[Structured figure records]
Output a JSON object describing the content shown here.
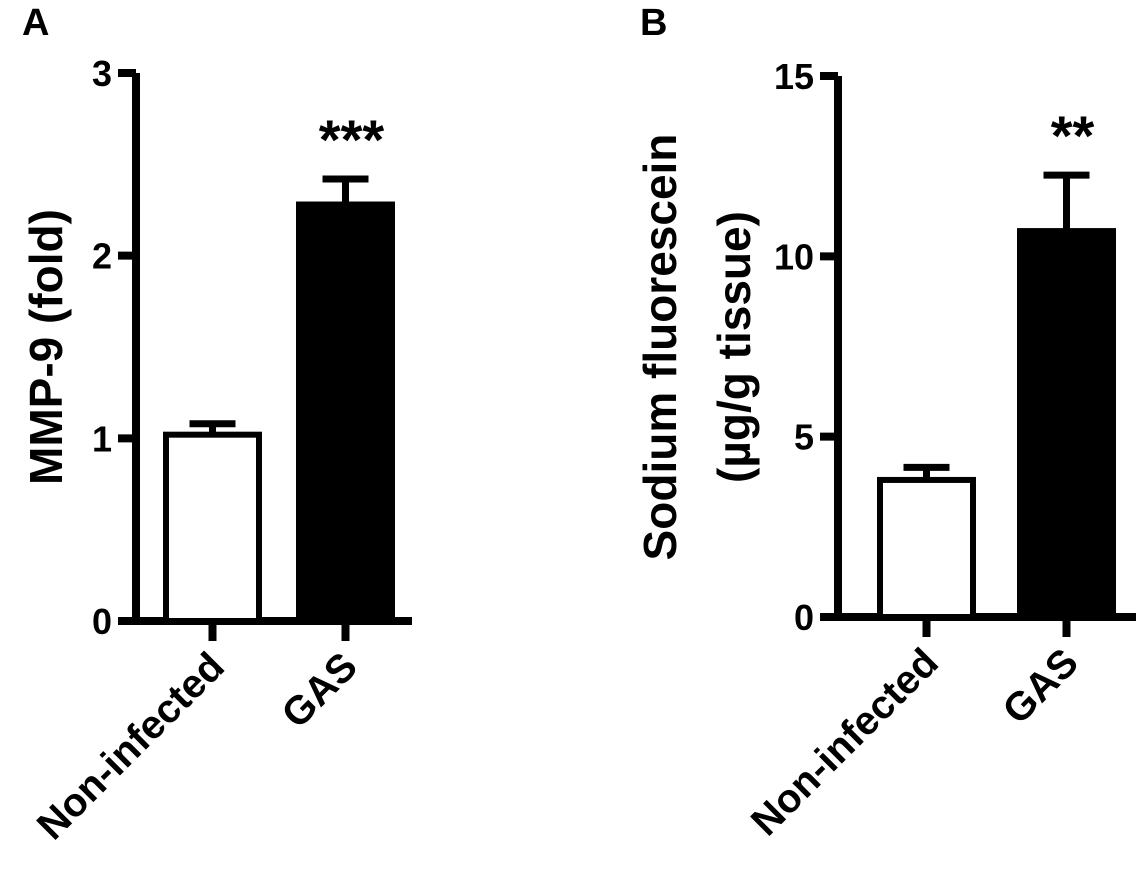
{
  "panels": [
    {
      "letter": "A"
    },
    {
      "letter": "B"
    }
  ],
  "chart_data": [
    {
      "type": "bar",
      "title": "",
      "categories": [
        "Non-infected",
        "GAS"
      ],
      "values": [
        1.02,
        2.28
      ],
      "errors": [
        0.06,
        0.14
      ],
      "bar_colors": [
        "#ffffff",
        "#000000"
      ],
      "significance": [
        "",
        "***"
      ],
      "xlabel": "",
      "ylabel": "MMP-9 (fold)",
      "ylim": [
        0,
        3
      ],
      "yticks": [
        "0",
        "1",
        "2",
        "3"
      ],
      "grid": false
    },
    {
      "type": "bar",
      "title": "",
      "categories": [
        "Non-infected",
        "GAS"
      ],
      "values": [
        3.8,
        10.7
      ],
      "errors": [
        0.35,
        1.55
      ],
      "bar_colors": [
        "#ffffff",
        "#000000"
      ],
      "significance": [
        "",
        "**"
      ],
      "xlabel": "",
      "ylabel": "Sodium fluorescein",
      "ylabel2": "(µg/g tissue)",
      "ylim": [
        0,
        15
      ],
      "yticks": [
        "0",
        "5",
        "10",
        "15"
      ],
      "grid": false
    }
  ]
}
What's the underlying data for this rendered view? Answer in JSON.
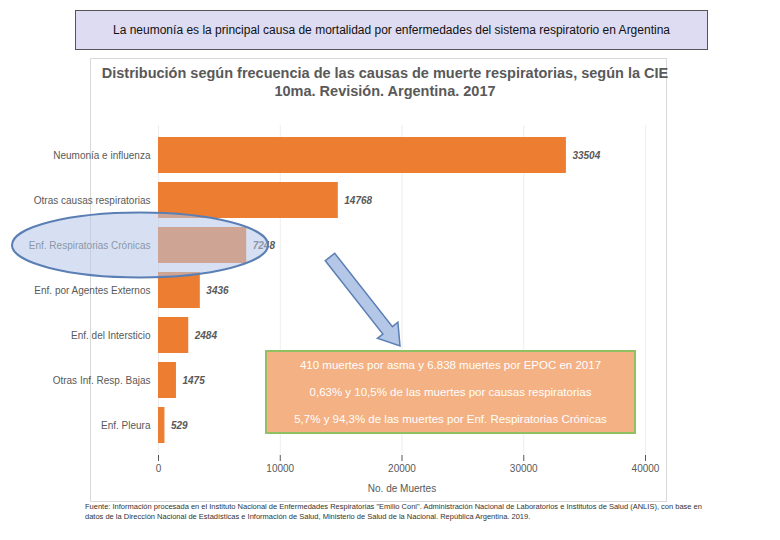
{
  "header": "La neumonía es la principal causa de mortalidad por enfermedades del sistema respiratorio en Argentina",
  "chart_data": {
    "type": "bar",
    "orientation": "horizontal",
    "title": "Distribución según frecuencia de las causas de muerte respiratorias, según la CIE 10ma. Revisión. Argentina. 2017",
    "categories": [
      "Neumonía e influenza",
      "Otras causas respiratorias",
      "Enf. Respiratorias Crónicas",
      "Enf. por Agentes Externos",
      "Enf. del Intersticio",
      "Otras Inf. Resp. Bajas",
      "Enf. Pleura"
    ],
    "values": [
      33504,
      14768,
      7248,
      3436,
      2484,
      1475,
      529
    ],
    "color": "#ed7d31",
    "xlim": [
      0,
      40000
    ],
    "xticks": [
      0,
      10000,
      20000,
      30000,
      40000
    ],
    "xlabel": "No. de Muertes",
    "grid": true,
    "data_labels": true,
    "annotation": {
      "category": "Enf. Respiratorias Crónicas",
      "lines": [
        "410 muertes por asma y 6.838 muertes por EPOC en 2017",
        "0,63% y 10,5% de las muertes por causas respiratorias",
        "5,7% y 94,3% de las muertes por Enf. Respiratorias Crónicas"
      ]
    }
  },
  "source": "Fuente: Información procesada en el Instituto Nacional de Enfermedades Respiratorias \"Emilio Coni\". Administración Nacional de Laboratorios e Institutos de Salud (ANLIS), con base en datos de la Dirección Nacional de Estadísticas e Información de Salud, Ministerio de Salud de la Nacional. República Argentina. 2019."
}
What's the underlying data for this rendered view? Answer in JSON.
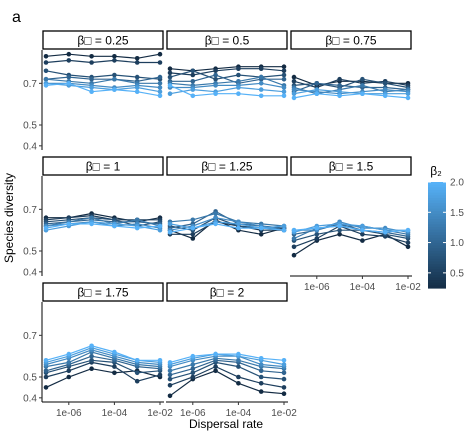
{
  "panel_letter": "a",
  "chart_data": {
    "type": "line",
    "layout": "facet-grid",
    "xlabel": "Dispersal rate",
    "ylabel": "Species diversity",
    "x_scale": "log10",
    "x": [
      1e-07,
      1e-06,
      1e-05,
      0.0001,
      0.001,
      0.01
    ],
    "x_ticks": [
      1e-06,
      0.0001,
      0.01
    ],
    "x_tick_labels": [
      "1e-06",
      "1e-04",
      "1e-02"
    ],
    "ylim": [
      0.38,
      0.86
    ],
    "y_ticks": [
      0.4,
      0.5,
      0.7
    ],
    "y_tick_labels": [
      "0.4",
      "0.5",
      "0.7"
    ],
    "grid": false,
    "legend": {
      "title": "β₂",
      "placement": "right",
      "type": "colorbar",
      "range": [
        0.25,
        2.0
      ],
      "ticks": [
        0.5,
        1.0,
        1.5,
        2.0
      ],
      "tick_labels": [
        "0.5",
        "1.0",
        "1.5",
        "2.0"
      ],
      "low_color": "#132b43",
      "high_color": "#56b1f7"
    },
    "panels": [
      {
        "strip": "β□ =  0.25",
        "series": [
          {
            "value": 0.25,
            "values": [
              0.83,
              0.84,
              0.83,
              0.83,
              0.82,
              0.84
            ]
          },
          {
            "value": 0.5,
            "values": [
              0.8,
              0.81,
              0.8,
              0.81,
              0.8,
              0.8
            ]
          },
          {
            "value": 0.75,
            "values": [
              0.76,
              0.74,
              0.73,
              0.74,
              0.73,
              0.72
            ]
          },
          {
            "value": 1.0,
            "values": [
              0.72,
              0.73,
              0.72,
              0.72,
              0.71,
              0.73
            ]
          },
          {
            "value": 1.25,
            "values": [
              0.72,
              0.71,
              0.7,
              0.72,
              0.7,
              0.7
            ]
          },
          {
            "value": 1.5,
            "values": [
              0.7,
              0.7,
              0.69,
              0.68,
              0.69,
              0.68
            ]
          },
          {
            "value": 1.75,
            "values": [
              0.7,
              0.69,
              0.68,
              0.67,
              0.68,
              0.66
            ]
          },
          {
            "value": 2.0,
            "values": [
              0.69,
              0.7,
              0.66,
              0.67,
              0.66,
              0.64
            ]
          }
        ]
      },
      {
        "strip": "β□ =  0.5",
        "series": [
          {
            "value": 0.25,
            "values": [
              0.77,
              0.76,
              0.77,
              0.78,
              0.78,
              0.78
            ]
          },
          {
            "value": 0.5,
            "values": [
              0.75,
              0.74,
              0.76,
              0.77,
              0.77,
              0.76
            ]
          },
          {
            "value": 0.75,
            "values": [
              0.73,
              0.76,
              0.72,
              0.74,
              0.73,
              0.74
            ]
          },
          {
            "value": 1.0,
            "values": [
              0.71,
              0.71,
              0.74,
              0.7,
              0.72,
              0.72
            ]
          },
          {
            "value": 1.25,
            "values": [
              0.7,
              0.69,
              0.7,
              0.71,
              0.73,
              0.69
            ]
          },
          {
            "value": 1.5,
            "values": [
              0.68,
              0.68,
              0.69,
              0.69,
              0.7,
              0.68
            ]
          },
          {
            "value": 1.75,
            "values": [
              0.65,
              0.67,
              0.66,
              0.68,
              0.67,
              0.66
            ]
          },
          {
            "value": 2.0,
            "values": [
              0.69,
              0.64,
              0.65,
              0.65,
              0.64,
              0.64
            ]
          }
        ]
      },
      {
        "strip": "β□ =  0.75",
        "series": [
          {
            "value": 0.25,
            "values": [
              0.73,
              0.69,
              0.71,
              0.71,
              0.7,
              0.7
            ]
          },
          {
            "value": 0.5,
            "values": [
              0.71,
              0.68,
              0.72,
              0.7,
              0.71,
              0.69
            ]
          },
          {
            "value": 0.75,
            "values": [
              0.69,
              0.7,
              0.68,
              0.72,
              0.7,
              0.68
            ]
          },
          {
            "value": 1.0,
            "values": [
              0.66,
              0.7,
              0.69,
              0.68,
              0.68,
              0.67
            ]
          },
          {
            "value": 1.25,
            "values": [
              0.68,
              0.65,
              0.67,
              0.69,
              0.66,
              0.67
            ]
          },
          {
            "value": 1.5,
            "values": [
              0.67,
              0.66,
              0.65,
              0.66,
              0.67,
              0.66
            ]
          },
          {
            "value": 1.75,
            "values": [
              0.65,
              0.67,
              0.66,
              0.65,
              0.65,
              0.65
            ]
          },
          {
            "value": 2.0,
            "values": [
              0.63,
              0.65,
              0.64,
              0.65,
              0.64,
              0.63
            ]
          }
        ]
      },
      {
        "strip": "β□ =  1",
        "series": [
          {
            "value": 0.25,
            "values": [
              0.66,
              0.66,
              0.68,
              0.66,
              0.64,
              0.66
            ]
          },
          {
            "value": 0.5,
            "values": [
              0.65,
              0.66,
              0.67,
              0.65,
              0.65,
              0.65
            ]
          },
          {
            "value": 0.75,
            "values": [
              0.64,
              0.65,
              0.66,
              0.65,
              0.62,
              0.64
            ]
          },
          {
            "value": 1.0,
            "values": [
              0.63,
              0.64,
              0.65,
              0.64,
              0.64,
              0.63
            ]
          },
          {
            "value": 1.25,
            "values": [
              0.62,
              0.64,
              0.66,
              0.63,
              0.65,
              0.62
            ]
          },
          {
            "value": 1.5,
            "values": [
              0.62,
              0.63,
              0.64,
              0.62,
              0.63,
              0.61
            ]
          },
          {
            "value": 1.75,
            "values": [
              0.6,
              0.62,
              0.64,
              0.63,
              0.62,
              0.6
            ]
          },
          {
            "value": 2.0,
            "values": [
              0.61,
              0.63,
              0.63,
              0.62,
              0.61,
              0.62
            ]
          }
        ]
      },
      {
        "strip": "β□ =  1.25",
        "series": [
          {
            "value": 0.25,
            "values": [
              0.6,
              0.56,
              0.65,
              0.6,
              0.58,
              0.61
            ]
          },
          {
            "value": 0.5,
            "values": [
              0.58,
              0.58,
              0.64,
              0.62,
              0.6,
              0.6
            ]
          },
          {
            "value": 0.75,
            "values": [
              0.62,
              0.6,
              0.66,
              0.62,
              0.61,
              0.61
            ]
          },
          {
            "value": 1.0,
            "values": [
              0.61,
              0.63,
              0.69,
              0.63,
              0.62,
              0.61
            ]
          },
          {
            "value": 1.25,
            "values": [
              0.64,
              0.65,
              0.68,
              0.64,
              0.63,
              0.62
            ]
          },
          {
            "value": 1.5,
            "values": [
              0.6,
              0.62,
              0.66,
              0.64,
              0.62,
              0.6
            ]
          },
          {
            "value": 1.75,
            "values": [
              0.63,
              0.61,
              0.64,
              0.63,
              0.61,
              0.62
            ]
          },
          {
            "value": 2.0,
            "values": [
              0.59,
              0.61,
              0.63,
              0.61,
              0.61,
              0.6
            ]
          }
        ]
      },
      {
        "strip": "β□ =  1.5",
        "series": [
          {
            "value": 0.25,
            "values": [
              0.48,
              0.55,
              0.58,
              0.55,
              0.58,
              0.52
            ]
          },
          {
            "value": 0.5,
            "values": [
              0.52,
              0.56,
              0.62,
              0.58,
              0.57,
              0.54
            ]
          },
          {
            "value": 0.75,
            "values": [
              0.55,
              0.58,
              0.6,
              0.6,
              0.58,
              0.56
            ]
          },
          {
            "value": 1.0,
            "values": [
              0.58,
              0.6,
              0.63,
              0.6,
              0.59,
              0.57
            ]
          },
          {
            "value": 1.25,
            "values": [
              0.56,
              0.61,
              0.62,
              0.62,
              0.6,
              0.58
            ]
          },
          {
            "value": 1.5,
            "values": [
              0.6,
              0.6,
              0.64,
              0.61,
              0.61,
              0.59
            ]
          },
          {
            "value": 1.75,
            "values": [
              0.59,
              0.62,
              0.63,
              0.62,
              0.6,
              0.6
            ]
          },
          {
            "value": 2.0,
            "values": [
              0.6,
              0.61,
              0.62,
              0.6,
              0.59,
              0.6
            ]
          }
        ]
      },
      {
        "strip": "β□ =  1.75",
        "series": [
          {
            "value": 0.25,
            "values": [
              0.45,
              0.5,
              0.54,
              0.52,
              0.53,
              0.5
            ]
          },
          {
            "value": 0.5,
            "values": [
              0.5,
              0.53,
              0.57,
              0.55,
              0.48,
              0.51
            ]
          },
          {
            "value": 0.75,
            "values": [
              0.52,
              0.55,
              0.58,
              0.57,
              0.52,
              0.53
            ]
          },
          {
            "value": 1.0,
            "values": [
              0.53,
              0.56,
              0.6,
              0.58,
              0.55,
              0.54
            ]
          },
          {
            "value": 1.25,
            "values": [
              0.55,
              0.57,
              0.62,
              0.59,
              0.56,
              0.55
            ]
          },
          {
            "value": 1.5,
            "values": [
              0.56,
              0.59,
              0.63,
              0.6,
              0.57,
              0.56
            ]
          },
          {
            "value": 1.75,
            "values": [
              0.57,
              0.6,
              0.64,
              0.61,
              0.58,
              0.57
            ]
          },
          {
            "value": 2.0,
            "values": [
              0.58,
              0.61,
              0.65,
              0.62,
              0.58,
              0.58
            ]
          }
        ]
      },
      {
        "strip": "β□ =  2",
        "series": [
          {
            "value": 0.25,
            "values": [
              0.41,
              0.49,
              0.53,
              0.47,
              0.43,
              0.42
            ]
          },
          {
            "value": 0.5,
            "values": [
              0.46,
              0.5,
              0.55,
              0.5,
              0.47,
              0.45
            ]
          },
          {
            "value": 0.75,
            "values": [
              0.49,
              0.52,
              0.57,
              0.55,
              0.5,
              0.49
            ]
          },
          {
            "value": 1.0,
            "values": [
              0.51,
              0.54,
              0.58,
              0.57,
              0.53,
              0.52
            ]
          },
          {
            "value": 1.25,
            "values": [
              0.53,
              0.56,
              0.59,
              0.58,
              0.55,
              0.54
            ]
          },
          {
            "value": 1.5,
            "values": [
              0.55,
              0.58,
              0.6,
              0.6,
              0.56,
              0.55
            ]
          },
          {
            "value": 1.75,
            "values": [
              0.56,
              0.59,
              0.61,
              0.6,
              0.58,
              0.56
            ]
          },
          {
            "value": 2.0,
            "values": [
              0.57,
              0.6,
              0.61,
              0.61,
              0.59,
              0.58
            ]
          }
        ]
      }
    ]
  }
}
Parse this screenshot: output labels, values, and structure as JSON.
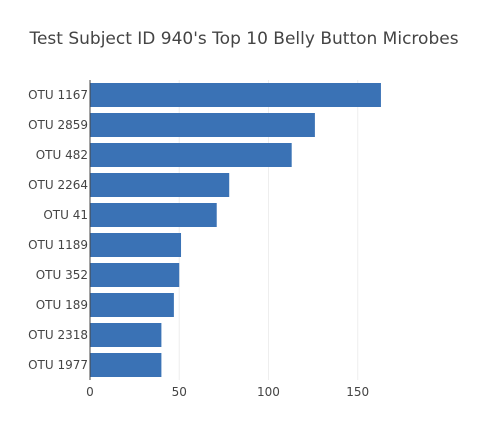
{
  "chart_data": {
    "type": "bar",
    "orientation": "horizontal",
    "title": "Test Subject ID 940's Top 10 Belly Button Microbes",
    "xlabel": "",
    "ylabel": "",
    "categories": [
      "OTU 1167",
      "OTU 2859",
      "OTU 482",
      "OTU 2264",
      "OTU 41",
      "OTU 1189",
      "OTU 352",
      "OTU 189",
      "OTU 2318",
      "OTU 1977"
    ],
    "values": [
      163,
      126,
      113,
      78,
      71,
      51,
      50,
      47,
      40,
      40
    ],
    "xlim": [
      0,
      172
    ],
    "xticks": [
      0,
      50,
      100,
      150
    ],
    "grid": true,
    "bar_color": "#3a72b5"
  }
}
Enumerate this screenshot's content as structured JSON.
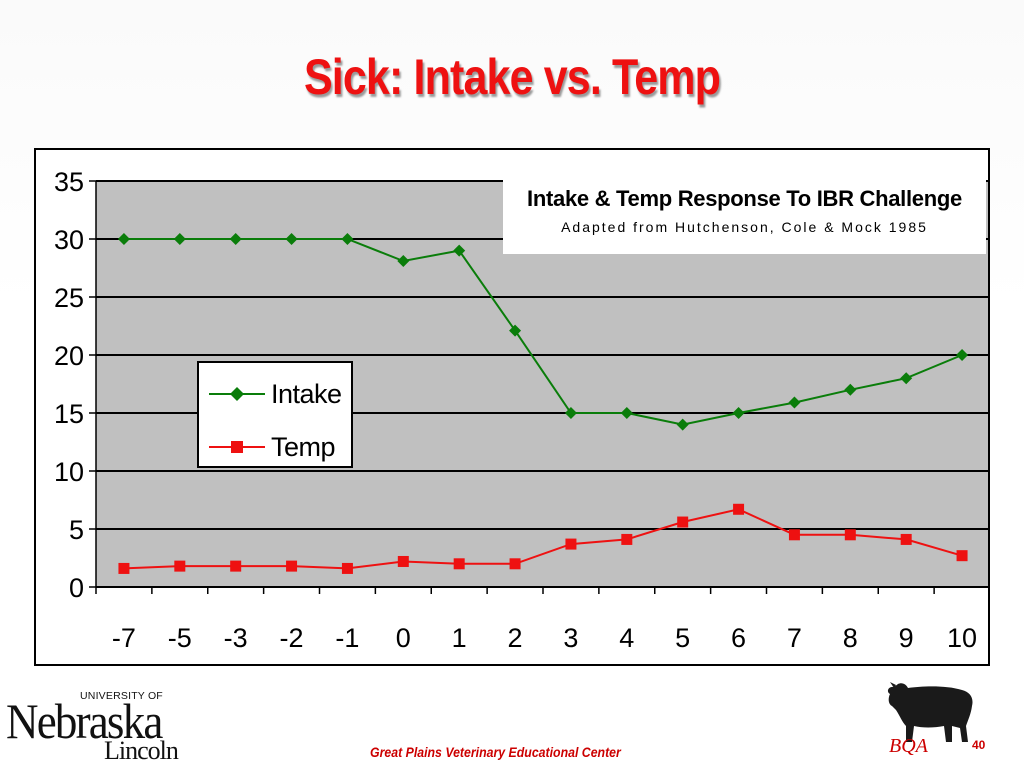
{
  "slide": {
    "title": "Sick: Intake vs. Temp",
    "footer": "Great Plains Veterinary Educational Center",
    "page_number": "40",
    "logo_left": {
      "top_text": "UNIVERSITY OF",
      "main_text": "Nebraska",
      "sub_text": "Lincoln"
    },
    "logo_right": {
      "text": "BQA",
      "icon": "cow-icon"
    }
  },
  "chart_data": {
    "type": "line",
    "title": "Intake & Temp Response To IBR Challenge",
    "subtitle": "Adapted from Hutchenson, Cole & Mock 1985",
    "xlabel": "",
    "ylabel": "",
    "categories": [
      "-7",
      "-5",
      "-3",
      "-2",
      "-1",
      "0",
      "1",
      "2",
      "3",
      "4",
      "5",
      "6",
      "7",
      "8",
      "9",
      "10"
    ],
    "ylim": [
      0,
      35
    ],
    "yticks": [
      0,
      5,
      10,
      15,
      20,
      25,
      30,
      35
    ],
    "grid": true,
    "legend_position": "left-middle",
    "series": [
      {
        "name": "Intake",
        "color": "#0a7d0a",
        "marker": "diamond",
        "values": [
          30,
          30,
          30,
          30,
          30,
          28.1,
          29,
          22.1,
          15,
          15,
          14,
          15,
          15.9,
          17,
          18,
          20
        ]
      },
      {
        "name": "Temp",
        "color": "#ee1111",
        "marker": "square",
        "values": [
          1.6,
          1.8,
          1.8,
          1.8,
          1.6,
          2.2,
          2,
          2,
          3.7,
          4.1,
          5.6,
          6.7,
          4.5,
          4.5,
          4.1,
          2.7
        ]
      }
    ]
  }
}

* [Instructions for the task] Search the data for "Crónicas" and list every line in which it occurs.

* [Problem solution]
      "Enf. Respiratorias Crónicas",
      "category": "Enf. Respiratorias Crónicas",
        "5,7% y 94,3% de las muertes por Enf. Respiratorias Crónicas"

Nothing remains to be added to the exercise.